— START Entries —

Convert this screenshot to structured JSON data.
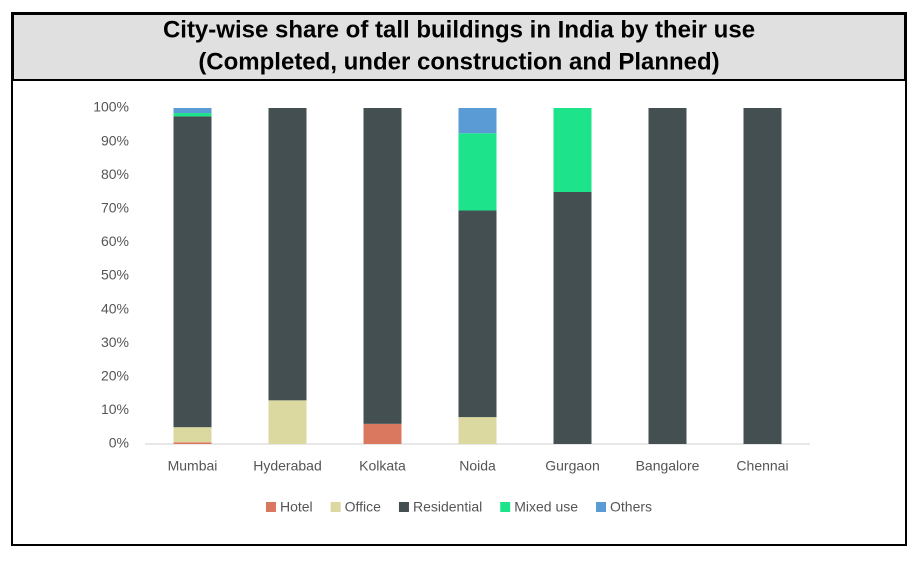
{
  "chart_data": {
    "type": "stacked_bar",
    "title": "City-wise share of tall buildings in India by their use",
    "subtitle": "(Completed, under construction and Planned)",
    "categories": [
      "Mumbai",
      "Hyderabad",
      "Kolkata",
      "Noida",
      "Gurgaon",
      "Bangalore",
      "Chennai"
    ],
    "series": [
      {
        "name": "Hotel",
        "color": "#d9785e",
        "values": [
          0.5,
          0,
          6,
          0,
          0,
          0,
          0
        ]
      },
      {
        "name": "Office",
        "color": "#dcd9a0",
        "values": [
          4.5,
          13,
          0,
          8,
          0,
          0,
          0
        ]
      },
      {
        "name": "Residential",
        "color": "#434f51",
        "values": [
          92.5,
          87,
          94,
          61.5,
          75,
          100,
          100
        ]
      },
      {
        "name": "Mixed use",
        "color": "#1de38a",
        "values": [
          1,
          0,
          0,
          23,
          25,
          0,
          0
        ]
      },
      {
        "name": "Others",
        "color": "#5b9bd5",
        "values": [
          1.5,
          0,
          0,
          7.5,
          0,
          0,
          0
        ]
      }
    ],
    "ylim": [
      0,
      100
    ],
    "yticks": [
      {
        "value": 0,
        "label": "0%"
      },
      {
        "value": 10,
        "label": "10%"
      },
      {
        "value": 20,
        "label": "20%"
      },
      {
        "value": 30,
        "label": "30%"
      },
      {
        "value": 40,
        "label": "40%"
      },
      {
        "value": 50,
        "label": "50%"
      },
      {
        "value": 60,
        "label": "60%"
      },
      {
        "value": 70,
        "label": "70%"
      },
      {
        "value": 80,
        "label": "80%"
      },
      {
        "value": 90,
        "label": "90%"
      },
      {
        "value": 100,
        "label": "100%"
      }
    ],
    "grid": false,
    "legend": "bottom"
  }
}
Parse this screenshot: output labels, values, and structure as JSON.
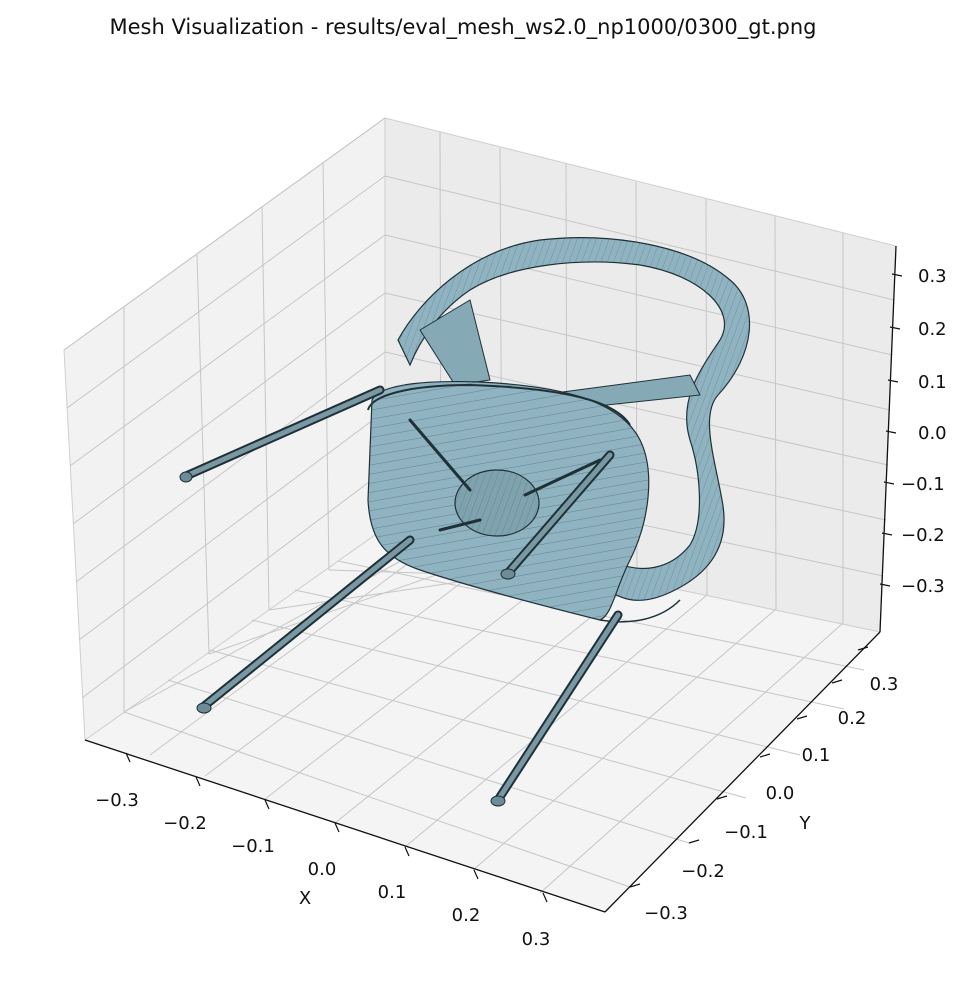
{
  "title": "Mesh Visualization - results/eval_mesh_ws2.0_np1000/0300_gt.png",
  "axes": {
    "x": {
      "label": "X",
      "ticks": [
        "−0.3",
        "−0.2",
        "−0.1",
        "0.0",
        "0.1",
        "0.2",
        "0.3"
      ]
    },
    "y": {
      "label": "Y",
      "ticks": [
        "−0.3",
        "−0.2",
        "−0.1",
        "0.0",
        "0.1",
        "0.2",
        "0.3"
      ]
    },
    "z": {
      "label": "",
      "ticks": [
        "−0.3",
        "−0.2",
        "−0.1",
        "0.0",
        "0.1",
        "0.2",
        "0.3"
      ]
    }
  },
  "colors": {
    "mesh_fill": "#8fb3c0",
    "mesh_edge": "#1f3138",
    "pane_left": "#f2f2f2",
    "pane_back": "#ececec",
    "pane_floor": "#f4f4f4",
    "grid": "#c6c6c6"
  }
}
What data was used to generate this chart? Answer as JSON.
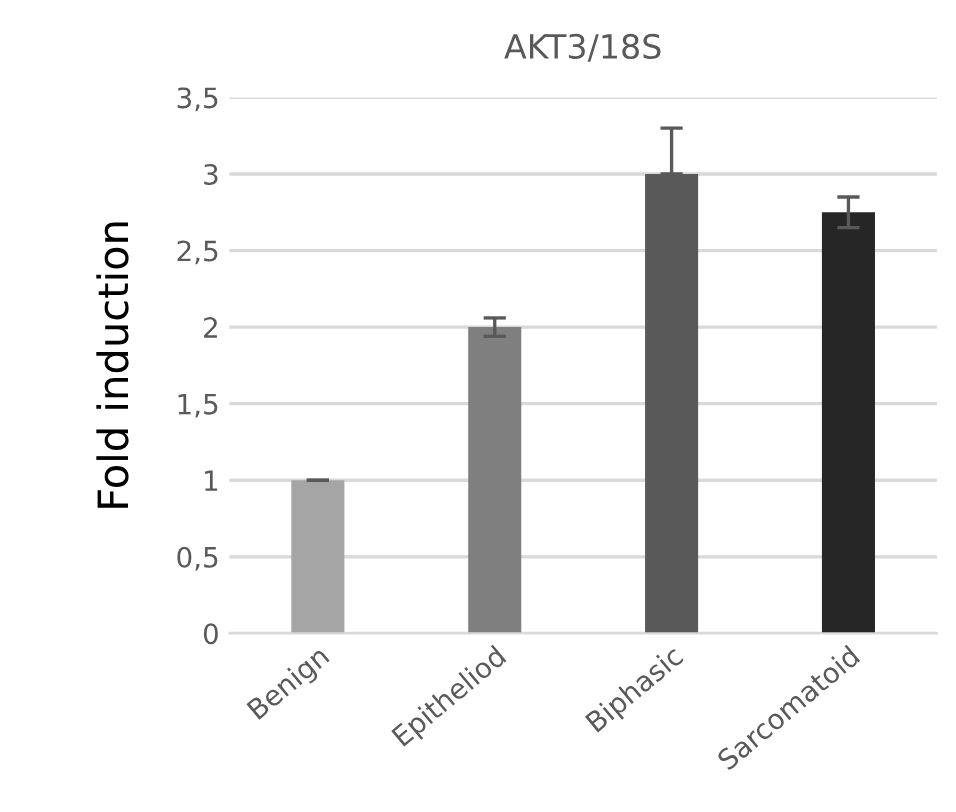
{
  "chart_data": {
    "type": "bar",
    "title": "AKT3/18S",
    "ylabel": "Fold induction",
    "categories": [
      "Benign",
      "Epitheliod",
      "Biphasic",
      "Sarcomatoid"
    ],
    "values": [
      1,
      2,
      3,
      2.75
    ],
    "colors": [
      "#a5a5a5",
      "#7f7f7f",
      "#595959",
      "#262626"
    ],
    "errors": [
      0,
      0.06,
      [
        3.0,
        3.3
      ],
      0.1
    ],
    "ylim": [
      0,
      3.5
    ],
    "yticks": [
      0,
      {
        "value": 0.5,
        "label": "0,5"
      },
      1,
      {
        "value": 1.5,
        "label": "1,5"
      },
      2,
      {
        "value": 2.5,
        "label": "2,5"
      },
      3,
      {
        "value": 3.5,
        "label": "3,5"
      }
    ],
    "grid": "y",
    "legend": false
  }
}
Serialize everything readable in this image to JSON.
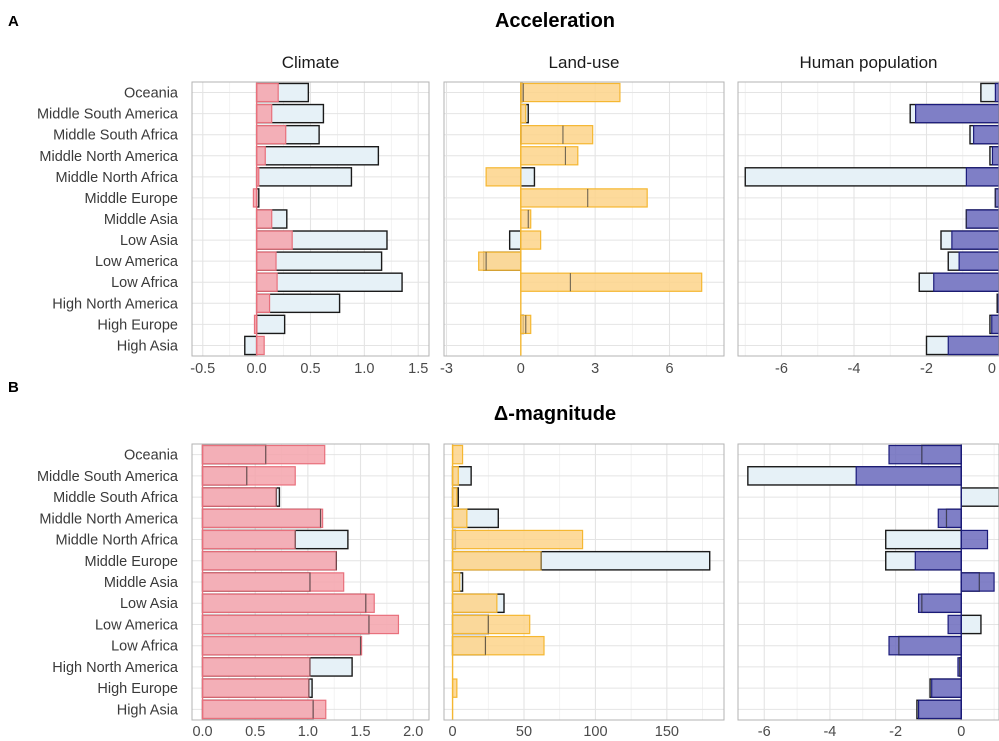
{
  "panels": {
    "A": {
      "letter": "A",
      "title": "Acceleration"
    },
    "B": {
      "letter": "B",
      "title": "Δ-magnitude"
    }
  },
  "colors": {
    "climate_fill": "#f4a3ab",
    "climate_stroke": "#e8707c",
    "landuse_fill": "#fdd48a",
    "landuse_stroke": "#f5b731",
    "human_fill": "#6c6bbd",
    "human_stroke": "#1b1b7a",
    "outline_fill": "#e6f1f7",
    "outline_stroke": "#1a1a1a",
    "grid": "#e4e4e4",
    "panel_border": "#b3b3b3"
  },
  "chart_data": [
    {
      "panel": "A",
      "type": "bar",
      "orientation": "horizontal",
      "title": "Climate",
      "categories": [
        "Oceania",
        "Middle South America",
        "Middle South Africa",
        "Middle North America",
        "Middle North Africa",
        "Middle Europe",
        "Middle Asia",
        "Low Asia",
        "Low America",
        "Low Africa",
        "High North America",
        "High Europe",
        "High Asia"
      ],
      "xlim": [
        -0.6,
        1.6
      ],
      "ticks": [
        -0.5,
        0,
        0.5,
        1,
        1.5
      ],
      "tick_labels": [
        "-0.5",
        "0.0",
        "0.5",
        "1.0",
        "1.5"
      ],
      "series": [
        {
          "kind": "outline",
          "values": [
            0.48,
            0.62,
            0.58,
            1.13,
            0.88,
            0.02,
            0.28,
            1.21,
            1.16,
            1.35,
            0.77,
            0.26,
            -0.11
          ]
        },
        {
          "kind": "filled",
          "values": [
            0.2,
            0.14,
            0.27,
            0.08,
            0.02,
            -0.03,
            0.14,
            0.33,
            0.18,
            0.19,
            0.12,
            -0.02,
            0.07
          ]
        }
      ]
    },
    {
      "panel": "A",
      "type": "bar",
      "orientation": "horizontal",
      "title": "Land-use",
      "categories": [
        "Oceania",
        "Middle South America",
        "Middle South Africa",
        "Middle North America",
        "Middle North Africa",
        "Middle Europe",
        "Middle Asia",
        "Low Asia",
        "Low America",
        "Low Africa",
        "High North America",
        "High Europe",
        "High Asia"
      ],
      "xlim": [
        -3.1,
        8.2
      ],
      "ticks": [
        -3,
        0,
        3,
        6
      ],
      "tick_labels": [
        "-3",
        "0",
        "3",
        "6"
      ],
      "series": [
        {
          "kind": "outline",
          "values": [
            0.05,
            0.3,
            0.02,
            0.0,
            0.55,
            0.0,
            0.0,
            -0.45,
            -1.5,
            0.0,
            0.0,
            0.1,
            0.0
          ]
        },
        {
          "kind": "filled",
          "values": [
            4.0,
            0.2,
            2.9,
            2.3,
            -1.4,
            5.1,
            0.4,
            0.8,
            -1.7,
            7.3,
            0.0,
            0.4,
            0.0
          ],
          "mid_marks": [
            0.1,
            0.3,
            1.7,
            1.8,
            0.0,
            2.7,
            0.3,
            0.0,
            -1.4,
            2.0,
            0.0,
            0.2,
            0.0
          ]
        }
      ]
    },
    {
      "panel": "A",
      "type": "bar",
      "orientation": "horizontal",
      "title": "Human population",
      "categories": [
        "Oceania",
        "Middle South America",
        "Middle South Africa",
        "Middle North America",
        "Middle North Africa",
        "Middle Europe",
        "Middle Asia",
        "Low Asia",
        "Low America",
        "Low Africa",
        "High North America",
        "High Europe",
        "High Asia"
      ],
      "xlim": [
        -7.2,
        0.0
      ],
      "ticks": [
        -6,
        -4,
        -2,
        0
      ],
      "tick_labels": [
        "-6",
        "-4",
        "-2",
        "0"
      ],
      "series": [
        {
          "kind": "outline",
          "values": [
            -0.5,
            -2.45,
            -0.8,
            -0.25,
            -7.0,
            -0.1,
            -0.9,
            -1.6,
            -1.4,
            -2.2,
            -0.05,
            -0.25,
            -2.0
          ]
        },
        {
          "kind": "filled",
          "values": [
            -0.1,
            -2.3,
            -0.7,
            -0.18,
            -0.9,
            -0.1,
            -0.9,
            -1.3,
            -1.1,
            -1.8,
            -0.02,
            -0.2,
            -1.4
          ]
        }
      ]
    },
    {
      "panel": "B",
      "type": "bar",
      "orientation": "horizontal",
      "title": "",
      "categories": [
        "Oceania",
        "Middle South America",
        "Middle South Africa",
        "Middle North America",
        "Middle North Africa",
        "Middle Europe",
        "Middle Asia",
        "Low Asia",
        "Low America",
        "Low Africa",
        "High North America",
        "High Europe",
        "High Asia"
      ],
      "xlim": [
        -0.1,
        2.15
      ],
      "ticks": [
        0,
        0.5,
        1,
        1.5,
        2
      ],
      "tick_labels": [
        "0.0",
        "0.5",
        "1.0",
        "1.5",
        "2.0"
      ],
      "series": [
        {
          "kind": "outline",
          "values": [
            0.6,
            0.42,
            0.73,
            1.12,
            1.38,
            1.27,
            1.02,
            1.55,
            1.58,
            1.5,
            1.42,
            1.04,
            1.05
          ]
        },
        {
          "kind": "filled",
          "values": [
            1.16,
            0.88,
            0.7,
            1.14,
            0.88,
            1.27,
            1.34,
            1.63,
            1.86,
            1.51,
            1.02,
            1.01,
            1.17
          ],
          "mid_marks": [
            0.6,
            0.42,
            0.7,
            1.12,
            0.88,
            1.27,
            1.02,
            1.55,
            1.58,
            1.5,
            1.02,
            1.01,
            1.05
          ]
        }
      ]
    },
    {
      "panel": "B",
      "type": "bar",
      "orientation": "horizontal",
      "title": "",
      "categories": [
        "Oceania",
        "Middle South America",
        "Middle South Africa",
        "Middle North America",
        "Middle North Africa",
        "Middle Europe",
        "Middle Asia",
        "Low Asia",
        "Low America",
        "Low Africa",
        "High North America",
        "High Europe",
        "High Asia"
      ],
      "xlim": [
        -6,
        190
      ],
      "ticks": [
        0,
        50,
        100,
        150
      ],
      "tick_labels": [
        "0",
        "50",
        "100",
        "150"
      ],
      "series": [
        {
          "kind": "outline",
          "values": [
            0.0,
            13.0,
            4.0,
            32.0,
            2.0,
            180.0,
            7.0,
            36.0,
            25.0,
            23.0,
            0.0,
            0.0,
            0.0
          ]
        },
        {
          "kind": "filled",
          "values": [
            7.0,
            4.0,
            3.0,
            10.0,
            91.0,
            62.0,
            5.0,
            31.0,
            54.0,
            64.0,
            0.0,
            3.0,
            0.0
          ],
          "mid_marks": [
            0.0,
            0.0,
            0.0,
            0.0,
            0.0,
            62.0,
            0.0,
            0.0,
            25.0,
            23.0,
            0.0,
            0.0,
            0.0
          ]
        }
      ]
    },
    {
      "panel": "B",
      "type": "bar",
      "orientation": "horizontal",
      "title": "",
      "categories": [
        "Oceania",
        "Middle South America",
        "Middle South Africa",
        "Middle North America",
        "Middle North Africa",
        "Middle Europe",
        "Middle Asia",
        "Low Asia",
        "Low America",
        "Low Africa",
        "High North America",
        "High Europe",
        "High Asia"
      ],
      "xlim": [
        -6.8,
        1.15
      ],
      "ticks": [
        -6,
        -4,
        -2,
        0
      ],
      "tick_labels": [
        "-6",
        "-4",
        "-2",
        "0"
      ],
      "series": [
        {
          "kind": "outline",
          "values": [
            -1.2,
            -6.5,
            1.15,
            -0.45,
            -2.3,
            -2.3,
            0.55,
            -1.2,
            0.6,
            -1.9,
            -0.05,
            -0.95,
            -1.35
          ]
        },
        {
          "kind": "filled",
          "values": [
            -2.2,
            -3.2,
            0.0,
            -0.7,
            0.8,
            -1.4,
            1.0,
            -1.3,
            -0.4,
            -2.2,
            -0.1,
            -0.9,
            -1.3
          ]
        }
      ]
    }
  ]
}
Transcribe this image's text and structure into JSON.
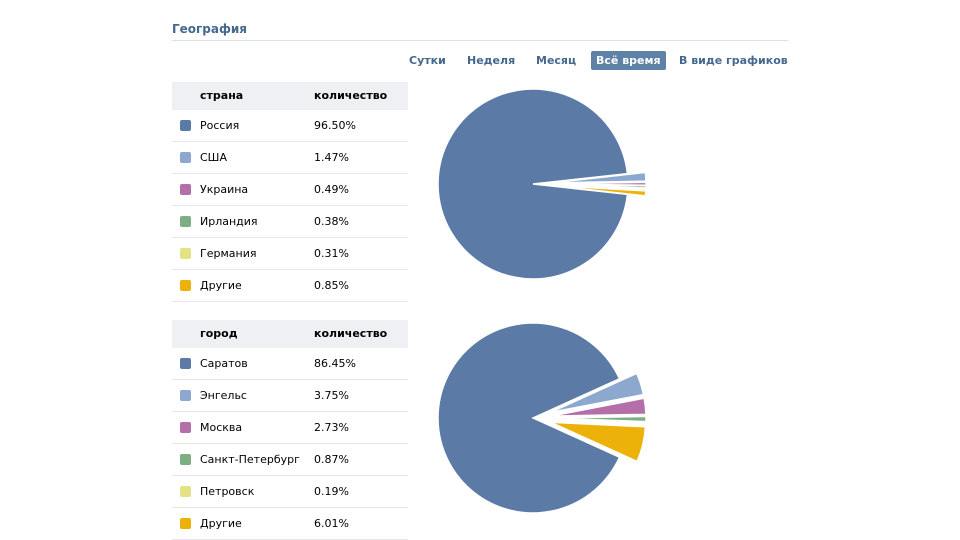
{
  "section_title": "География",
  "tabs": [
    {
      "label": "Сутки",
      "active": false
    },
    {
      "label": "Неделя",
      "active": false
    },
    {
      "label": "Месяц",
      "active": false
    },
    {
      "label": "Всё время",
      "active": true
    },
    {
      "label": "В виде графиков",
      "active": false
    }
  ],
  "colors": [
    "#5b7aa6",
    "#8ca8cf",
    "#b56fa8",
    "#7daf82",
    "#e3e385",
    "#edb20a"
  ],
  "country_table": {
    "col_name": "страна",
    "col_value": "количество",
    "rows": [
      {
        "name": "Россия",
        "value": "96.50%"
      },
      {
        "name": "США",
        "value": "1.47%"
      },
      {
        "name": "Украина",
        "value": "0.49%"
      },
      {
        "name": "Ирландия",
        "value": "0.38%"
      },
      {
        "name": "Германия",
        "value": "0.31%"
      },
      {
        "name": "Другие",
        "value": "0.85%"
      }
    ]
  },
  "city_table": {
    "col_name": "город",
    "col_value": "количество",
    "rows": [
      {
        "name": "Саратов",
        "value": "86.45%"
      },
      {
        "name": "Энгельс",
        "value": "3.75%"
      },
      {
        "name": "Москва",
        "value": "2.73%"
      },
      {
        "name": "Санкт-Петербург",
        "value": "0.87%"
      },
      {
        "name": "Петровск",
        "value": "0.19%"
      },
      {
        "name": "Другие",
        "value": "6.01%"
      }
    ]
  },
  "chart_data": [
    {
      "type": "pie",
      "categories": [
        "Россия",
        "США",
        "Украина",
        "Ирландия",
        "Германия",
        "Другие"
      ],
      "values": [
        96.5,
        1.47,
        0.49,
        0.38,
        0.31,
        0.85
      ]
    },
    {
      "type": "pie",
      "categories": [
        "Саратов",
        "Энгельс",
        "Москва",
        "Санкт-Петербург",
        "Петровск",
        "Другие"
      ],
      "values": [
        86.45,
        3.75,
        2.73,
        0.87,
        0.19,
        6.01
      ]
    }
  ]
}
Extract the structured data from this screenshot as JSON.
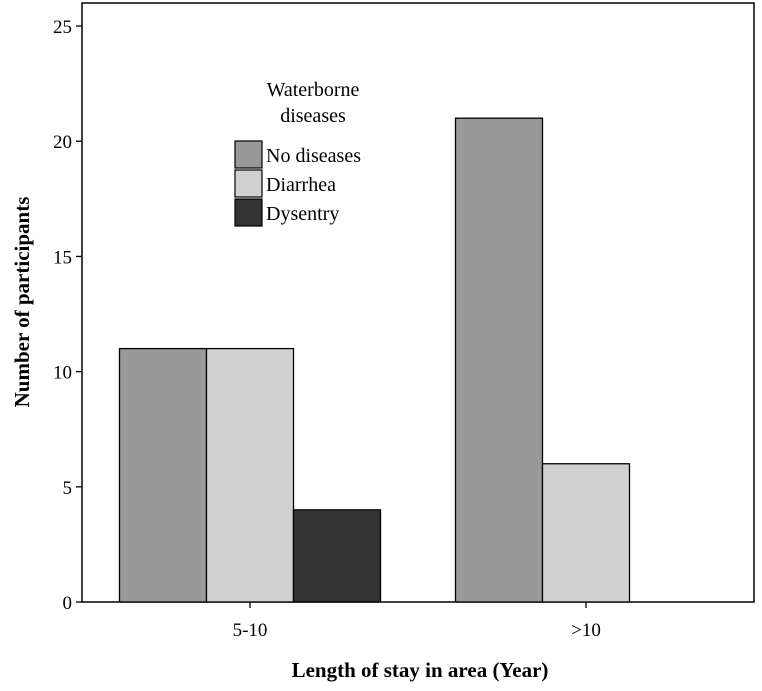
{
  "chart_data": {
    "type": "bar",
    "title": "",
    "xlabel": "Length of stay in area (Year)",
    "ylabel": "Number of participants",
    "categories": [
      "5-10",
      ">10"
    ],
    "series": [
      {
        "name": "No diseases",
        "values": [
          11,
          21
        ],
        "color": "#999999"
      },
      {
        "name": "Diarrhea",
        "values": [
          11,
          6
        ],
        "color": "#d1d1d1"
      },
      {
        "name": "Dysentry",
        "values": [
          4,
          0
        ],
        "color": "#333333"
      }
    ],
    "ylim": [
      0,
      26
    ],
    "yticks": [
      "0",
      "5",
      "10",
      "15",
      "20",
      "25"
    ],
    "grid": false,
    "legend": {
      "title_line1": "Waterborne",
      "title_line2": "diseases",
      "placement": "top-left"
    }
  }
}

— END Entries —

## Directions
Write out exactly the lines from the line containing "Extract the structured" through the last line of the listing above, please, and leave out any pictures.

## Task answer
Extract the structured data from this screenshot as JSON.
{
  "chart_data": {
    "type": "bar",
    "title": "",
    "xlabel": "Length of stay in area (Year)",
    "ylabel": "Number of participants",
    "categories": [
      "5-10",
      ">10"
    ],
    "series": [
      {
        "name": "No diseases",
        "values": [
          11,
          21
        ],
        "color": "#999999"
      },
      {
        "name": "Diarrhea",
        "values": [
          11,
          6
        ],
        "color": "#d1d1d1"
      },
      {
        "name": "Dysentry",
        "values": [
          4,
          0
        ],
        "color": "#333333"
      }
    ],
    "ylim": [
      0,
      26
    ],
    "yticks": [
      "0",
      "5",
      "10",
      "15",
      "20",
      "25"
    ],
    "grid": false,
    "legend": {
      "title_line1": "Waterborne",
      "title_line2": "diseases",
      "placement": "top-left"
    }
  }
}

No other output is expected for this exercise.